Stored data entries
========

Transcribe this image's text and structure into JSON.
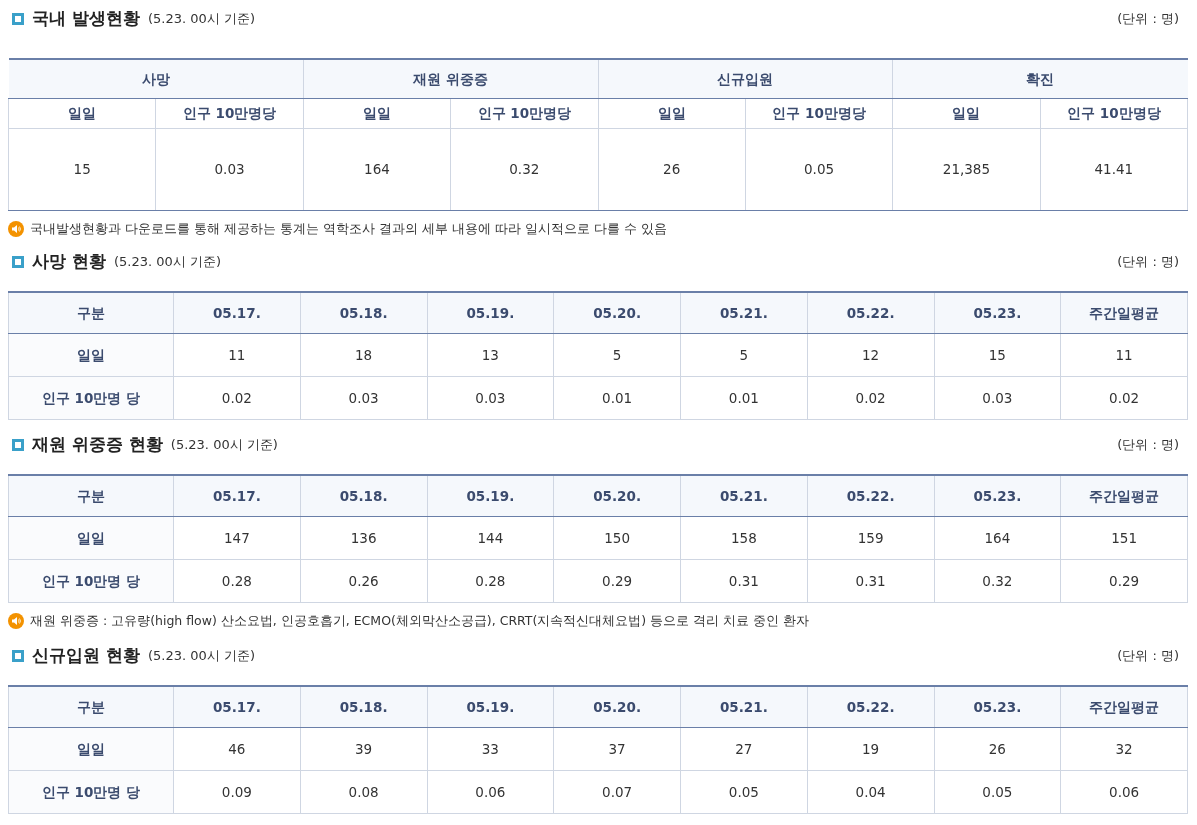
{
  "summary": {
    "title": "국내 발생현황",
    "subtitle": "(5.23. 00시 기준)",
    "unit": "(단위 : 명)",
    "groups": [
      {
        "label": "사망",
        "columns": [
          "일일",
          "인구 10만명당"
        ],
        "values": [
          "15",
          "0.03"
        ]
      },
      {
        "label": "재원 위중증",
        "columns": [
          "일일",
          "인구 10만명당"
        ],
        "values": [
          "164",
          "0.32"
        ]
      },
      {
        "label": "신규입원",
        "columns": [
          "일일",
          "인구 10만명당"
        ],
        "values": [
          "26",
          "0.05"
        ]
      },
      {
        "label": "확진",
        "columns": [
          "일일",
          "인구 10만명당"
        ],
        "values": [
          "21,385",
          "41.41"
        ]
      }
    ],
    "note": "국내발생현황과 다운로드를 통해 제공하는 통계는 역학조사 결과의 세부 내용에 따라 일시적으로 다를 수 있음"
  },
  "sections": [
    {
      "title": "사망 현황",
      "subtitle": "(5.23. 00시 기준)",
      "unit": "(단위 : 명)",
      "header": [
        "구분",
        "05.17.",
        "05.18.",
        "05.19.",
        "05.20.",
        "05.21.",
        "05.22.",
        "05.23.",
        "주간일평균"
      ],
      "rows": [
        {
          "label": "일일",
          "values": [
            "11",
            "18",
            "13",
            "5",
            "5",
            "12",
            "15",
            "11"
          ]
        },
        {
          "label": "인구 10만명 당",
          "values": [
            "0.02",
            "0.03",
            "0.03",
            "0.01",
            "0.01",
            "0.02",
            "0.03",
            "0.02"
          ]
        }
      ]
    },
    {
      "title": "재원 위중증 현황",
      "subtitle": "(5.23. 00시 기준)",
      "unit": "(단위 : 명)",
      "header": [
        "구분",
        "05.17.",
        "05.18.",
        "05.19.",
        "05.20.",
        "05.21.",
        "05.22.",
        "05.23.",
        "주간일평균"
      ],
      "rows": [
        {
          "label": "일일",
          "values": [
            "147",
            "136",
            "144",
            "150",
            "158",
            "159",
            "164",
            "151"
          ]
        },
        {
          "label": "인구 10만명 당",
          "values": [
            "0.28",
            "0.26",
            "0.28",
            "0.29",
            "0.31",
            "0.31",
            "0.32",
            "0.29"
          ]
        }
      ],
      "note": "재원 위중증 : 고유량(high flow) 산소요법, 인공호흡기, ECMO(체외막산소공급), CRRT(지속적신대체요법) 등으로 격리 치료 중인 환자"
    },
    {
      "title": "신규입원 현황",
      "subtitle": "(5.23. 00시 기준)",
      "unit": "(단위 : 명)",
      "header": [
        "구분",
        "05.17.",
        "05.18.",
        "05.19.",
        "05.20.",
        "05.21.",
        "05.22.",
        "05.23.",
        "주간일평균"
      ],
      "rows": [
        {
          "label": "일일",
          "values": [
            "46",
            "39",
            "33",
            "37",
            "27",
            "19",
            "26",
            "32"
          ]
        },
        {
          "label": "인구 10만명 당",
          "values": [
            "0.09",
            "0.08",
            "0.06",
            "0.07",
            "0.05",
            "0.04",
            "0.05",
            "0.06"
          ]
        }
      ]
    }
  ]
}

========

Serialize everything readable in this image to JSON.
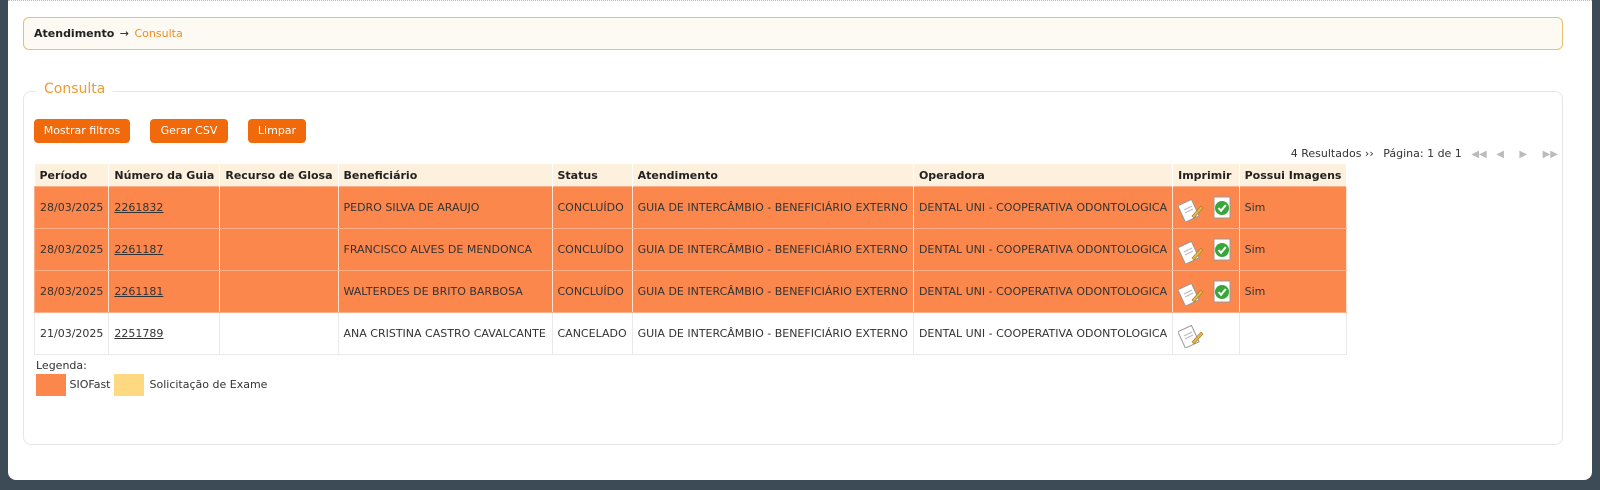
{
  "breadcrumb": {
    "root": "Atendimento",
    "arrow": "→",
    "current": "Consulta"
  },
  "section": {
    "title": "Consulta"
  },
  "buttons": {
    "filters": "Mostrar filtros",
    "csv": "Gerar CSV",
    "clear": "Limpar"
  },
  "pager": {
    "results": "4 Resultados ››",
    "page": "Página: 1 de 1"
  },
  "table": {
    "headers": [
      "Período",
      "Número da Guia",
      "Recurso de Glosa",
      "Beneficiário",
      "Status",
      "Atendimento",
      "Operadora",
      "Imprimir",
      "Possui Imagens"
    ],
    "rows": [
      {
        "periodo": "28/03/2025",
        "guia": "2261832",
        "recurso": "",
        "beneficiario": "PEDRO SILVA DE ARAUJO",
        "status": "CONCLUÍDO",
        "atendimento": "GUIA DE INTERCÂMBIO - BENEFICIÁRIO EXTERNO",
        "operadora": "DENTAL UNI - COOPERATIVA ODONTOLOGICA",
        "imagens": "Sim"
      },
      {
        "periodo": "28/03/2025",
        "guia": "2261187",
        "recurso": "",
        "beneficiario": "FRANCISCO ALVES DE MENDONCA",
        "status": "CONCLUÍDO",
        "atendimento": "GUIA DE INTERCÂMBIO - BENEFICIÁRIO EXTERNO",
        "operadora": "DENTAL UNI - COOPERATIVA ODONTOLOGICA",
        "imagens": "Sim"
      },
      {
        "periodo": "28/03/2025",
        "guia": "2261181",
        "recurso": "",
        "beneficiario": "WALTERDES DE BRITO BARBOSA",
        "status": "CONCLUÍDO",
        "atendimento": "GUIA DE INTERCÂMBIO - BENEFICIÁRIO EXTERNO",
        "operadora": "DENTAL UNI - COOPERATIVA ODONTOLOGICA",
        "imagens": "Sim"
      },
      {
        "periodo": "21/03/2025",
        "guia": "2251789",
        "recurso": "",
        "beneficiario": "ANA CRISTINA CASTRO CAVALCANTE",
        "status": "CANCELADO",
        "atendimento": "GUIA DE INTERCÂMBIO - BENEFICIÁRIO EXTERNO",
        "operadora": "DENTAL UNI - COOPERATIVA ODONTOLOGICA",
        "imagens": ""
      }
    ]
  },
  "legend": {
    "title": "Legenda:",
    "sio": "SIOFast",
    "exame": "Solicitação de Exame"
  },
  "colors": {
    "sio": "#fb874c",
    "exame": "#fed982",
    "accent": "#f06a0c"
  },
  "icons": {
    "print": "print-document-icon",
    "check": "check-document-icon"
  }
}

========

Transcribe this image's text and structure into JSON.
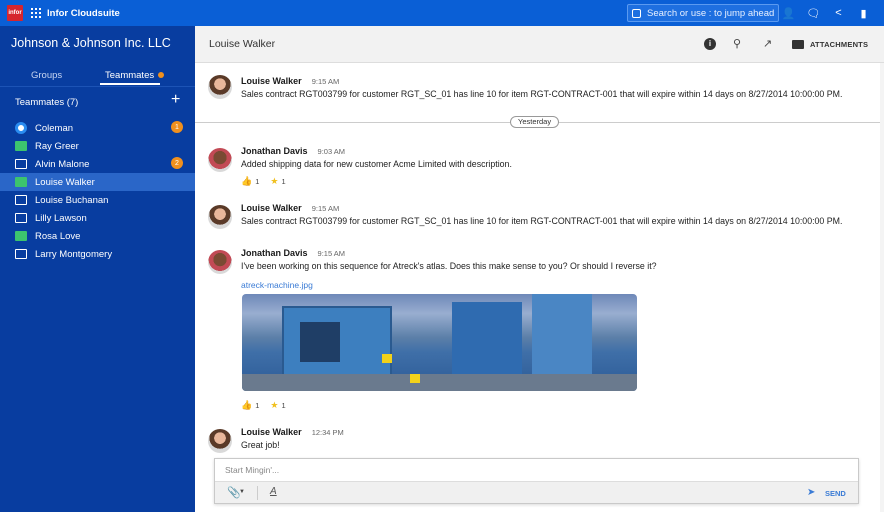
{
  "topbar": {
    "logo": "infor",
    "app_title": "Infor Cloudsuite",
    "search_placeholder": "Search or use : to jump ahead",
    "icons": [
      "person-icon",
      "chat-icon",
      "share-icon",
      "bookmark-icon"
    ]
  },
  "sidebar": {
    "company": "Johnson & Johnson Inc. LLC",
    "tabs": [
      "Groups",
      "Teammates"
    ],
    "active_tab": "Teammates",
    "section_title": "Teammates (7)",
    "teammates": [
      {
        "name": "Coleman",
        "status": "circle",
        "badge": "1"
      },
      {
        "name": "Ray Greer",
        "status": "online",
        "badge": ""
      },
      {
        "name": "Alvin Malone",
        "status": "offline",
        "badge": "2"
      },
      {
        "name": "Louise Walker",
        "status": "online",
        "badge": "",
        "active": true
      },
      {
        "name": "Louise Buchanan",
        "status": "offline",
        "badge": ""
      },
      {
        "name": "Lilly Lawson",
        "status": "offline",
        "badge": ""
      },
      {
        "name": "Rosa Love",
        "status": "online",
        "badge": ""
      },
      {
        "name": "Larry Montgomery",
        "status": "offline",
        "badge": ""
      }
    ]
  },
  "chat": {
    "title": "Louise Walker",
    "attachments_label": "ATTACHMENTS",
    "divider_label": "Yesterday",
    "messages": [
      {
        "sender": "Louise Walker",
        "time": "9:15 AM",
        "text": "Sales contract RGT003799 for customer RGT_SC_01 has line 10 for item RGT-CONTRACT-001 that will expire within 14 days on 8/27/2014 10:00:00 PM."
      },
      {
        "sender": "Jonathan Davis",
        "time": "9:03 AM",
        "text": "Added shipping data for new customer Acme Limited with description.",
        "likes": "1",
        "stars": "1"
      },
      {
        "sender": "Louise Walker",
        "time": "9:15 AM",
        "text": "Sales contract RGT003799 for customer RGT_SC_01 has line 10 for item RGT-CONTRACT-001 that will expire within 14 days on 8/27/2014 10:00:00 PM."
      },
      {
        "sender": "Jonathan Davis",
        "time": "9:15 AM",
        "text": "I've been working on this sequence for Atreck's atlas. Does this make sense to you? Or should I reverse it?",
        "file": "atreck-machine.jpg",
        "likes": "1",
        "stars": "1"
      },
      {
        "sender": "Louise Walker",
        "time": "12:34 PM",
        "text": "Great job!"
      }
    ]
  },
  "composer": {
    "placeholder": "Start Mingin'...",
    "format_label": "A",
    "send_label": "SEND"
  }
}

========

What is the number of lines in the listing that include the word "text"? Give that number and nothing else.

7